Records provided
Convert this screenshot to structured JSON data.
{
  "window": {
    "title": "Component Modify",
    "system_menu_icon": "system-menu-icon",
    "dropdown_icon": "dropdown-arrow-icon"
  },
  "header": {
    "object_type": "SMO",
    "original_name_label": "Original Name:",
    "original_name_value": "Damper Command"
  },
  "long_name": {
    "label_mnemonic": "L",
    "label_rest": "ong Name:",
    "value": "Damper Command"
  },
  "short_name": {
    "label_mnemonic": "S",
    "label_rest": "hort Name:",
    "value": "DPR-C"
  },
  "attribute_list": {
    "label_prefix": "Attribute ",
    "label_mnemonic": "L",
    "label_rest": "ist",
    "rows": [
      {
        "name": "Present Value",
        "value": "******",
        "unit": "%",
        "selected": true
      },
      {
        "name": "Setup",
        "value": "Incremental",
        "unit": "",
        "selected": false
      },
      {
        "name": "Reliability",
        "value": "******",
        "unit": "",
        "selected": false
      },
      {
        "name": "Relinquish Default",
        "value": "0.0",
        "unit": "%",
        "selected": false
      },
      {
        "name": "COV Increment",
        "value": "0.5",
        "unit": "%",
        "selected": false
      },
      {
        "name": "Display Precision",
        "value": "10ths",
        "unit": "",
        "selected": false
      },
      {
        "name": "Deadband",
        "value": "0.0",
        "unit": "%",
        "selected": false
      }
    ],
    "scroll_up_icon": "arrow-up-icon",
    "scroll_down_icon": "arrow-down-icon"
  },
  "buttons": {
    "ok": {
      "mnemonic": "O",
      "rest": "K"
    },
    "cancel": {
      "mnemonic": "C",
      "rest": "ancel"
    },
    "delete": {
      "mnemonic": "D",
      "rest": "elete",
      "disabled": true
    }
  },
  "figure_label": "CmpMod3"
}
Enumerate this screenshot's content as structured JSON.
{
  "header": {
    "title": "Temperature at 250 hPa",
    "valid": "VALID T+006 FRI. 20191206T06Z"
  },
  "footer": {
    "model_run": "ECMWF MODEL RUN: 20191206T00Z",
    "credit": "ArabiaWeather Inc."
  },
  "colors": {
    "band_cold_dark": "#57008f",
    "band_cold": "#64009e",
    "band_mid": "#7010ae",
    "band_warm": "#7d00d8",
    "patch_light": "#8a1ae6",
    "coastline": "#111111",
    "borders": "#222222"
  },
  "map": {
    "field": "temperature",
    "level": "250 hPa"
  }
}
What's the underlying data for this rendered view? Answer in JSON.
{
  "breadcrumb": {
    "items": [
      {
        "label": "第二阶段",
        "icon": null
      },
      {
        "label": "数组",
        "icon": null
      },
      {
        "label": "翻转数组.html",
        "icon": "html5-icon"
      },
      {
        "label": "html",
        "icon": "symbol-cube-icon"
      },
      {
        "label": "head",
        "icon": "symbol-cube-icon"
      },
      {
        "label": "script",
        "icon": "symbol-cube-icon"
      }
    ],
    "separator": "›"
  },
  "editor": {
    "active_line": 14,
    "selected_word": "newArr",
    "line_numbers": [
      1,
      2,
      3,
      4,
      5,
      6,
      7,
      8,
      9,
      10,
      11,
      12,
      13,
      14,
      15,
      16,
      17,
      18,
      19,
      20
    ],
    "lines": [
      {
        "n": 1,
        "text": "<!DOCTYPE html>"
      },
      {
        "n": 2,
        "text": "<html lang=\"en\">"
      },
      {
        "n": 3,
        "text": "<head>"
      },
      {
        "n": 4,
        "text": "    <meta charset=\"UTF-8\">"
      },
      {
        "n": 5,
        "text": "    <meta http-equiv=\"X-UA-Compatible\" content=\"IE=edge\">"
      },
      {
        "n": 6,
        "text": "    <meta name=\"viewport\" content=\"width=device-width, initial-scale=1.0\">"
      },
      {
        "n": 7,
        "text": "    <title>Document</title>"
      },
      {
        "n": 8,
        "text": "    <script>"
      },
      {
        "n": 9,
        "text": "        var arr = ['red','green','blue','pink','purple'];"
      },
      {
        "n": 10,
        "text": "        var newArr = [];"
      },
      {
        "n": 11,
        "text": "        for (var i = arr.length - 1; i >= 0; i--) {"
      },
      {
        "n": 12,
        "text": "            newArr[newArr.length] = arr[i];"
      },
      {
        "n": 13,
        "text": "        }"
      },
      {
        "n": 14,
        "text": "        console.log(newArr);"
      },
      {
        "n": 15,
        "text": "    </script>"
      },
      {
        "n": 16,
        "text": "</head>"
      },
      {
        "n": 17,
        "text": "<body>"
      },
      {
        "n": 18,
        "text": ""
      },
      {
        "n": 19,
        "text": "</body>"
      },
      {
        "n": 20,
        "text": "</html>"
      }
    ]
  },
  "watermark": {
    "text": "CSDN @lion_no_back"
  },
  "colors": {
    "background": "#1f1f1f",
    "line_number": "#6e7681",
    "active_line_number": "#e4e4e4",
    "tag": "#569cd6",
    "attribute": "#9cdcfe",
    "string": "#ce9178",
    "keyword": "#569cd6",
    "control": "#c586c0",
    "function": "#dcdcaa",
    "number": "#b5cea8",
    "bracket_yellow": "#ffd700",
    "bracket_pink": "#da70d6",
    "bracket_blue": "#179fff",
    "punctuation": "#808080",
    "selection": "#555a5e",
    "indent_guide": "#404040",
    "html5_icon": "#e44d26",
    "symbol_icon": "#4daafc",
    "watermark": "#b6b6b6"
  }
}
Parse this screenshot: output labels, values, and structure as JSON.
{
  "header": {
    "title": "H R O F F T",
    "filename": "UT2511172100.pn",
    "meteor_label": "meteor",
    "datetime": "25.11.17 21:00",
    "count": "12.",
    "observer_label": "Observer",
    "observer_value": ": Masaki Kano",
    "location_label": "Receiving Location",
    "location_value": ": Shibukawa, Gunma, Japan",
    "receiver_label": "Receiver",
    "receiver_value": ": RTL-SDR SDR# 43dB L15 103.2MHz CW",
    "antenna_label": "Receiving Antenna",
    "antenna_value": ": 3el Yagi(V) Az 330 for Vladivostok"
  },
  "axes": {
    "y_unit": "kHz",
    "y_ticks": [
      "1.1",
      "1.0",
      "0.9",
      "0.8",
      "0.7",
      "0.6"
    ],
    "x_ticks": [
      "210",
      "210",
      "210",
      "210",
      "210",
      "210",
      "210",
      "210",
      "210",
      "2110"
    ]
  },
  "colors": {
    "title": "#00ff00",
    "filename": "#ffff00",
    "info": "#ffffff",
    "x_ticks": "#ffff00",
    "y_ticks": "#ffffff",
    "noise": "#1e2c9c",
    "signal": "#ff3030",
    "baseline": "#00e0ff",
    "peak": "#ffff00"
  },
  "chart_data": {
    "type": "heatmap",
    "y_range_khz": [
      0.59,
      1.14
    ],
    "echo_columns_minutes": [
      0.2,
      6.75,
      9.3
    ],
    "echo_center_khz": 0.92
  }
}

Exercise
Reproduce the records in full, exactly as written.

Result of this task
Convert this screenshot to structured JSON data.
{
  "window": {
    "title": "Component Modify",
    "system_menu_icon": "system-menu-icon",
    "dropdown_icon": "dropdown-arrow-icon"
  },
  "header": {
    "object_type": "SMO",
    "original_name_label": "Original Name:",
    "original_name_value": "Damper Command"
  },
  "long_name": {
    "label_mnemonic": "L",
    "label_rest": "ong Name:",
    "value": "Damper Command"
  },
  "short_name": {
    "label_mnemonic": "S",
    "label_rest": "hort Name:",
    "value": "DPR-C"
  },
  "attribute_list": {
    "label_prefix": "Attribute ",
    "label_mnemonic": "L",
    "label_rest": "ist",
    "rows": [
      {
        "name": "Present Value",
        "value": "******",
        "unit": "%",
        "selected": true
      },
      {
        "name": "Setup",
        "value": "Incremental",
        "unit": "",
        "selected": false
      },
      {
        "name": "Reliability",
        "value": "******",
        "unit": "",
        "selected": false
      },
      {
        "name": "Relinquish Default",
        "value": "0.0",
        "unit": "%",
        "selected": false
      },
      {
        "name": "COV Increment",
        "value": "0.5",
        "unit": "%",
        "selected": false
      },
      {
        "name": "Display Precision",
        "value": "10ths",
        "unit": "",
        "selected": false
      },
      {
        "name": "Deadband",
        "value": "0.0",
        "unit": "%",
        "selected": false
      }
    ],
    "scroll_up_icon": "arrow-up-icon",
    "scroll_down_icon": "arrow-down-icon"
  },
  "buttons": {
    "ok": {
      "mnemonic": "O",
      "rest": "K"
    },
    "cancel": {
      "mnemonic": "C",
      "rest": "ancel"
    },
    "delete": {
      "mnemonic": "D",
      "rest": "elete",
      "disabled": true
    }
  },
  "figure_label": "CmpMod3"
}
Enumerate this screenshot's content as structured JSON.
{
  "header": {
    "title": "Temperature at 250 hPa",
    "valid": "VALID T+006 FRI. 20191206T06Z"
  },
  "footer": {
    "model_run": "ECMWF MODEL RUN: 20191206T00Z",
    "credit": "ArabiaWeather Inc."
  },
  "colors": {
    "band_cold_dark": "#57008f",
    "band_cold": "#64009e",
    "band_mid": "#7010ae",
    "band_warm": "#7d00d8",
    "patch_light": "#8a1ae6",
    "coastline": "#111111",
    "borders": "#222222"
  },
  "map": {
    "field": "temperature",
    "level": "250 hPa"
  }
}
What's the underlying data for this rendered view? Answer in JSON.
{
  "breadcrumb": {
    "items": [
      {
        "label": "第二阶段",
        "icon": null
      },
      {
        "label": "数组",
        "icon": null
      },
      {
        "label": "翻转数组.html",
        "icon": "html5-icon"
      },
      {
        "label": "html",
        "icon": "symbol-cube-icon"
      },
      {
        "label": "head",
        "icon": "symbol-cube-icon"
      },
      {
        "label": "script",
        "icon": "symbol-cube-icon"
      }
    ],
    "separator": "›"
  },
  "editor": {
    "active_line": 14,
    "selected_word": "newArr",
    "line_numbers": [
      1,
      2,
      3,
      4,
      5,
      6,
      7,
      8,
      9,
      10,
      11,
      12,
      13,
      14,
      15,
      16,
      17,
      18,
      19,
      20
    ],
    "lines": [
      {
        "n": 1,
        "text": "<!DOCTYPE html>"
      },
      {
        "n": 2,
        "text": "<html lang=\"en\">"
      },
      {
        "n": 3,
        "text": "<head>"
      },
      {
        "n": 4,
        "text": "    <meta charset=\"UTF-8\">"
      },
      {
        "n": 5,
        "text": "    <meta http-equiv=\"X-UA-Compatible\" content=\"IE=edge\">"
      },
      {
        "n": 6,
        "text": "    <meta name=\"viewport\" content=\"width=device-width, initial-scale=1.0\">"
      },
      {
        "n": 7,
        "text": "    <title>Document</title>"
      },
      {
        "n": 8,
        "text": "    <script>"
      },
      {
        "n": 9,
        "text": "        var arr = ['red','green','blue','pink','purple'];"
      },
      {
        "n": 10,
        "text": "        var newArr = [];"
      },
      {
        "n": 11,
        "text": "        for (var i = arr.length - 1; i >= 0; i--) {"
      },
      {
        "n": 12,
        "text": "            newArr[newArr.length] = arr[i];"
      },
      {
        "n": 13,
        "text": "        }"
      },
      {
        "n": 14,
        "text": "        console.log(newArr);"
      },
      {
        "n": 15,
        "text": "    </script>"
      },
      {
        "n": 16,
        "text": "</head>"
      },
      {
        "n": 17,
        "text": "<body>"
      },
      {
        "n": 18,
        "text": ""
      },
      {
        "n": 19,
        "text": "</body>"
      },
      {
        "n": 20,
        "text": "</html>"
      }
    ]
  },
  "watermark": {
    "text": "CSDN @lion_no_back"
  },
  "colors": {
    "background": "#1f1f1f",
    "line_number": "#6e7681",
    "active_line_number": "#e4e4e4",
    "tag": "#569cd6",
    "attribute": "#9cdcfe",
    "string": "#ce9178",
    "keyword": "#569cd6",
    "control": "#c586c0",
    "function": "#dcdcaa",
    "number": "#b5cea8",
    "bracket_yellow": "#ffd700",
    "bracket_pink": "#da70d6",
    "bracket_blue": "#179fff",
    "punctuation": "#808080",
    "selection": "#555a5e",
    "indent_guide": "#404040",
    "html5_icon": "#e44d26",
    "symbol_icon": "#4daafc",
    "watermark": "#b6b6b6"
  }
}
Parse this screenshot: output labels, values, and structure as JSON.
{
  "header": {
    "title": "H R O F F T",
    "filename": "UT2511172100.pn",
    "meteor_label": "meteor",
    "datetime": "25.11.17 21:00",
    "count": "12.",
    "observer_label": "Observer",
    "observer_value": ": Masaki Kano",
    "location_label": "Receiving Location",
    "location_value": ": Shibukawa, Gunma, Japan",
    "receiver_label": "Receiver",
    "receiver_value": ": RTL-SDR SDR# 43dB L15 103.2MHz CW",
    "antenna_label": "Receiving Antenna",
    "antenna_value": ": 3el Yagi(V) Az 330 for Vladivostok"
  },
  "axes": {
    "y_unit": "kHz",
    "y_ticks": [
      "1.1",
      "1.0",
      "0.9",
      "0.8",
      "0.7",
      "0.6"
    ],
    "x_ticks": [
      "210",
      "210",
      "210",
      "210",
      "210",
      "210",
      "210",
      "210",
      "210",
      "2110"
    ]
  },
  "colors": {
    "title": "#00ff00",
    "filename": "#ffff00",
    "info": "#ffffff",
    "x_ticks": "#ffff00",
    "y_ticks": "#ffffff",
    "noise": "#1e2c9c",
    "signal": "#ff3030",
    "baseline": "#00e0ff",
    "peak": "#ffff00"
  },
  "chart_data": {
    "type": "heatmap",
    "y_range_khz": [
      0.59,
      1.14
    ],
    "echo_columns_minutes": [
      0.2,
      6.75,
      9.3
    ],
    "echo_center_khz": 0.92
  }
}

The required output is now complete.